BEGIN PROVIDED DATA

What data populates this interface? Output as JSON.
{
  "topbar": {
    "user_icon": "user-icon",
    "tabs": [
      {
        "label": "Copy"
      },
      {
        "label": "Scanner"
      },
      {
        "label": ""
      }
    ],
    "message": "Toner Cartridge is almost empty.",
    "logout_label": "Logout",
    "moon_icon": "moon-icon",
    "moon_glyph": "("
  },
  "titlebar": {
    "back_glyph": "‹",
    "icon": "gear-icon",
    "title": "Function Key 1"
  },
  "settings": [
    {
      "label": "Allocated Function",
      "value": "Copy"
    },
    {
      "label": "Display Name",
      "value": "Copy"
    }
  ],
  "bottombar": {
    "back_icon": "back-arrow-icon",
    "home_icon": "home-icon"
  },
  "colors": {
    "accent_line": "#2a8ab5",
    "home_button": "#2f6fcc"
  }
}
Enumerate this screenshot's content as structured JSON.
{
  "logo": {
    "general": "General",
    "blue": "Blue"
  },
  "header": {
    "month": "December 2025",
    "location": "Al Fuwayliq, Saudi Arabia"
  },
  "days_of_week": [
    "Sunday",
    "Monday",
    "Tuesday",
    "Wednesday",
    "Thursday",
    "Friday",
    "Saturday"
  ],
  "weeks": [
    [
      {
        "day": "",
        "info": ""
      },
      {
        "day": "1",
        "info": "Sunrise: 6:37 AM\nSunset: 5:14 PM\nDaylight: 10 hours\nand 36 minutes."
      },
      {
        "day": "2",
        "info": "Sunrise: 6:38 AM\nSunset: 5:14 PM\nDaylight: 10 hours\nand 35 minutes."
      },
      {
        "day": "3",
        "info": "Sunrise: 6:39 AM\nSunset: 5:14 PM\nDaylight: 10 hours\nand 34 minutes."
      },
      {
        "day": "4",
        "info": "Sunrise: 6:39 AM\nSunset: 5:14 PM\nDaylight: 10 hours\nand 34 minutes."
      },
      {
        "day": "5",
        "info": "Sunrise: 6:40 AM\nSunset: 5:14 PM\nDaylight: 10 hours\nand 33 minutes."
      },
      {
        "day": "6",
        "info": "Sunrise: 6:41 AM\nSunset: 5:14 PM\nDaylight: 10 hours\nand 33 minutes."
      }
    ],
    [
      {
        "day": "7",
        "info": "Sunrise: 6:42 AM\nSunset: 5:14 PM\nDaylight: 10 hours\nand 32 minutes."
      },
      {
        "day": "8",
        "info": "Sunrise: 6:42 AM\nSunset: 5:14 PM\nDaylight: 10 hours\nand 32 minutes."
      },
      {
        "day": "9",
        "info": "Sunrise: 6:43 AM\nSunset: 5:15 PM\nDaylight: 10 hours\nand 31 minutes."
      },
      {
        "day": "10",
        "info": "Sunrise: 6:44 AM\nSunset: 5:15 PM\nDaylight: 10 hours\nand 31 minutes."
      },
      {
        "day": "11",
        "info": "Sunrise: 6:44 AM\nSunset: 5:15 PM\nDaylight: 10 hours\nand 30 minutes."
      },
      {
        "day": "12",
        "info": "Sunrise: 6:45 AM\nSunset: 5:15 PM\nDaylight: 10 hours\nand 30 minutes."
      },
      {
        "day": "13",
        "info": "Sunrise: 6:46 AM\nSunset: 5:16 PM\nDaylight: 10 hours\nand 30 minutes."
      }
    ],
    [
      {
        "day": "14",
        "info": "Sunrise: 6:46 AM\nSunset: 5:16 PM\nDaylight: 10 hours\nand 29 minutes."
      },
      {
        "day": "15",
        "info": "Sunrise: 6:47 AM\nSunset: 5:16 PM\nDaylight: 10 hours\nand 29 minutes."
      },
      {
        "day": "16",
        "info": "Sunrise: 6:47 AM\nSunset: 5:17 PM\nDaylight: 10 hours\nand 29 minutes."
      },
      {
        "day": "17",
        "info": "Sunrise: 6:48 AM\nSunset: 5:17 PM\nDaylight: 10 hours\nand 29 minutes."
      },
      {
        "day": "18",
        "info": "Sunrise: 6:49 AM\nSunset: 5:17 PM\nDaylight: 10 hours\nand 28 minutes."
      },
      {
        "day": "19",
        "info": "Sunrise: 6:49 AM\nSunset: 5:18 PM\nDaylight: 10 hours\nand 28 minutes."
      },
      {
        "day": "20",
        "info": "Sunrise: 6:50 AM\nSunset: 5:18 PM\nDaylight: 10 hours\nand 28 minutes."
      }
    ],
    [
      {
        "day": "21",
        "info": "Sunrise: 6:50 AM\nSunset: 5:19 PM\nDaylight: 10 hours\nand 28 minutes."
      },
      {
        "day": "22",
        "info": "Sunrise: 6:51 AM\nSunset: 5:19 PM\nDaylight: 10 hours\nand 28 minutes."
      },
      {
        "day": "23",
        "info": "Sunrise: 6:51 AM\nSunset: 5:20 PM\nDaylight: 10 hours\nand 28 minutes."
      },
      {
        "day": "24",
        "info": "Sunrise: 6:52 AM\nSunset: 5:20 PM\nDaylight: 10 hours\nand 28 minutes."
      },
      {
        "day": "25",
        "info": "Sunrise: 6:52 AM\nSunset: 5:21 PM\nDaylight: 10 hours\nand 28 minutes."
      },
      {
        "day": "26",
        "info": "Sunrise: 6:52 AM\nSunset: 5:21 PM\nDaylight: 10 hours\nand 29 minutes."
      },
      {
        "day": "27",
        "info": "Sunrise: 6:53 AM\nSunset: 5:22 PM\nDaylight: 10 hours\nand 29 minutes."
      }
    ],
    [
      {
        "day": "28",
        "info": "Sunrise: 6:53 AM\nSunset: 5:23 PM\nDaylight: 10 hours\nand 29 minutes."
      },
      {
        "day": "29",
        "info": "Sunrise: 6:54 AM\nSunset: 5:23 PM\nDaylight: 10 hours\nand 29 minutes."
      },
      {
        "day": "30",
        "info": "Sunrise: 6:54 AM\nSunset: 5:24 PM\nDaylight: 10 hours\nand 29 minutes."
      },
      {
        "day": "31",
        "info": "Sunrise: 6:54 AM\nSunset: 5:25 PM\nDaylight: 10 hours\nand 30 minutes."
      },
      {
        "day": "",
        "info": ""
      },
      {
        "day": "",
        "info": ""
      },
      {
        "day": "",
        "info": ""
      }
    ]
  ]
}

END PROVIDED DATA

### THE TASK
Among the lines of the data above, count those holding "JSON" and state only the number.

### RESPONSE TO THE EXERCISE
2